- [EXTRACTED RECORDS]
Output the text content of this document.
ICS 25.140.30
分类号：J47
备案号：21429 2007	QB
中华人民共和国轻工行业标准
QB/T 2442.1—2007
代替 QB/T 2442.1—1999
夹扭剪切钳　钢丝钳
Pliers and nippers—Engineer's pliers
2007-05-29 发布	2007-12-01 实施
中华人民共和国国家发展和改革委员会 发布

- [DIRECTION]
Print all of the entries exactly as they appear.

- [PROBLEM SOLUTION]
Output the text content of this document.
ICS 25.140.30
分类号：J47
备案号：21429 2007	QB
中华人民共和国轻工行业标准
QB/T 2442.1—2007
代替 QB/T 2442.1—1999
夹扭剪切钳　钢丝钳
Pliers and nippers—Engineer's pliers
2007-05-29 发布	2007-12-01 实施
中华人民共和国国家发展和改革委员会 发布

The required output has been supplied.